Find every line in the records that holds the string "logo". Copy each one.

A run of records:
::::::

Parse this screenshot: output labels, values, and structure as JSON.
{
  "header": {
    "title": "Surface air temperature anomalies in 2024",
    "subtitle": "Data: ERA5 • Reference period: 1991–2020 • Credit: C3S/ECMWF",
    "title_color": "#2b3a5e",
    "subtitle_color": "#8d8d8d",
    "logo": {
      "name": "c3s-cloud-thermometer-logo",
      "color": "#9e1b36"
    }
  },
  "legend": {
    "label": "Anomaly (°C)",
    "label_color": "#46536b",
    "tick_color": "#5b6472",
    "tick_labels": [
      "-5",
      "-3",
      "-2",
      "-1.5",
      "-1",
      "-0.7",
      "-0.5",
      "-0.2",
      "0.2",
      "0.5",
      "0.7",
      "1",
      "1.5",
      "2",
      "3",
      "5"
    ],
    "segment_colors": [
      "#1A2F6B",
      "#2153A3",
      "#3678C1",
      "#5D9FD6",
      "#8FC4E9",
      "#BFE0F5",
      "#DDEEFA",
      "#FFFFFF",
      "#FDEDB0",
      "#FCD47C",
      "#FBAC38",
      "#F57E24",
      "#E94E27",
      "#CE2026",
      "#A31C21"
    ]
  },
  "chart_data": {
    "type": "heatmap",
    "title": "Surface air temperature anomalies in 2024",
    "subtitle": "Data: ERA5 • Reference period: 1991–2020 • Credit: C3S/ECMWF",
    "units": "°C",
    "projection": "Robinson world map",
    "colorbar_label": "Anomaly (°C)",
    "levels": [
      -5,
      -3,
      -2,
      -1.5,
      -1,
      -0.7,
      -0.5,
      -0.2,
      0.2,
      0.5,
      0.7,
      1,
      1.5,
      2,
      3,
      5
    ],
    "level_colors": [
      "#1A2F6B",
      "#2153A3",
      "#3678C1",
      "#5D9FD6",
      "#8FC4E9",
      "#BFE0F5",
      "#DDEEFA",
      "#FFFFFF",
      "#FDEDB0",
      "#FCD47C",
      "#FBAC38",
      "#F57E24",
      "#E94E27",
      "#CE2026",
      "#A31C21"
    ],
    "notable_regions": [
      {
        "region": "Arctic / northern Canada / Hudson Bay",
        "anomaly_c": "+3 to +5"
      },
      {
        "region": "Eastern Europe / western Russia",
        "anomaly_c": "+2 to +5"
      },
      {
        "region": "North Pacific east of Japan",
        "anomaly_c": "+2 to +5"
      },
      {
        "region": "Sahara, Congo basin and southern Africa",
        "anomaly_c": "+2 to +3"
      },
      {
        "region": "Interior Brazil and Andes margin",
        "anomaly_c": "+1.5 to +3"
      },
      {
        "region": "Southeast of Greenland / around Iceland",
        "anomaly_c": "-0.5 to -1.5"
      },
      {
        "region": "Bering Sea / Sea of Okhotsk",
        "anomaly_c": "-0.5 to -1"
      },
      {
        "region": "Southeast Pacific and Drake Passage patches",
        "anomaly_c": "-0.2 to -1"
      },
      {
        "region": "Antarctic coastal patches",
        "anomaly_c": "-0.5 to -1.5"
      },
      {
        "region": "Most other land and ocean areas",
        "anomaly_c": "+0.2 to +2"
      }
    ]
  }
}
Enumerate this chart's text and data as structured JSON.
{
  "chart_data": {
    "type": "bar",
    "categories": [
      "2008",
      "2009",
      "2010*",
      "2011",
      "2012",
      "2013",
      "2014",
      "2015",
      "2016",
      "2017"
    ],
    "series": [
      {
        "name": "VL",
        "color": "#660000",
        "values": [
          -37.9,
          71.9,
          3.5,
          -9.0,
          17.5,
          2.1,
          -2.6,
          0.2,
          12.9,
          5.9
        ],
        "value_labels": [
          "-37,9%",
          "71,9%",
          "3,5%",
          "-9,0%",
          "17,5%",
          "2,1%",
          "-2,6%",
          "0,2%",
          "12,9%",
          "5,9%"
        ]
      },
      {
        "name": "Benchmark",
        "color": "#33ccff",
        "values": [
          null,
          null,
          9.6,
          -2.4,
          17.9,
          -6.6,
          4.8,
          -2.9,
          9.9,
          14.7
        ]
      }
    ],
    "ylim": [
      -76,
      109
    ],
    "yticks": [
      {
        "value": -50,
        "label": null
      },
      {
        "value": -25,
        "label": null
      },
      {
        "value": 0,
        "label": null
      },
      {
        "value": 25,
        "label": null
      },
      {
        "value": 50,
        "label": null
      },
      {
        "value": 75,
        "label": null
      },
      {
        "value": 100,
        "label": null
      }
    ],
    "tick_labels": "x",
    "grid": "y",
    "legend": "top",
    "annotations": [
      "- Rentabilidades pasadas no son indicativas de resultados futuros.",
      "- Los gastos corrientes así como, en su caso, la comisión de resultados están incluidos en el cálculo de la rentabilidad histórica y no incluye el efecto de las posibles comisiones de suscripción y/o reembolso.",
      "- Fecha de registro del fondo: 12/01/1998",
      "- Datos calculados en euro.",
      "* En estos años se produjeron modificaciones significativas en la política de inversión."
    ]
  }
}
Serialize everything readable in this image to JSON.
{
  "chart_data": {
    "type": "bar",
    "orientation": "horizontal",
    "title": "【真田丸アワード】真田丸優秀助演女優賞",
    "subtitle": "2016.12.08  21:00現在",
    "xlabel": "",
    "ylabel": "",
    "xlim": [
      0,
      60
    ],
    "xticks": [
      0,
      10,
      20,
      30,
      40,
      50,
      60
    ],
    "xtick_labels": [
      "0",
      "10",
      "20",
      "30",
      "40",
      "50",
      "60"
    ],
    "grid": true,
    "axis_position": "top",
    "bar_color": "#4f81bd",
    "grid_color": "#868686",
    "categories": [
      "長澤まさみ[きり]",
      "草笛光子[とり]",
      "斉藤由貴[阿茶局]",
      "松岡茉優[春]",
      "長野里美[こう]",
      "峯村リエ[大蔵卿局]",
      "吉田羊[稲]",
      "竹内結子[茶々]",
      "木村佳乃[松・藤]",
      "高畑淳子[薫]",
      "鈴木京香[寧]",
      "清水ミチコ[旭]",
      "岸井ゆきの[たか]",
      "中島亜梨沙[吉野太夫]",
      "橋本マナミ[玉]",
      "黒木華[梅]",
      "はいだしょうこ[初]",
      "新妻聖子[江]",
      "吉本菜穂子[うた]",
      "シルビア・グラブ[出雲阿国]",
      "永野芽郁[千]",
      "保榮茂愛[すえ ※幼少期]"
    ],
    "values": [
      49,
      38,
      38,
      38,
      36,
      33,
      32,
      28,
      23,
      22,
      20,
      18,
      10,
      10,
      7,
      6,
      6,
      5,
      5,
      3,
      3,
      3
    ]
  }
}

::::::

[FINAL ANSWER]
    "logo": {
      "name": "c3s-cloud-thermometer-logo",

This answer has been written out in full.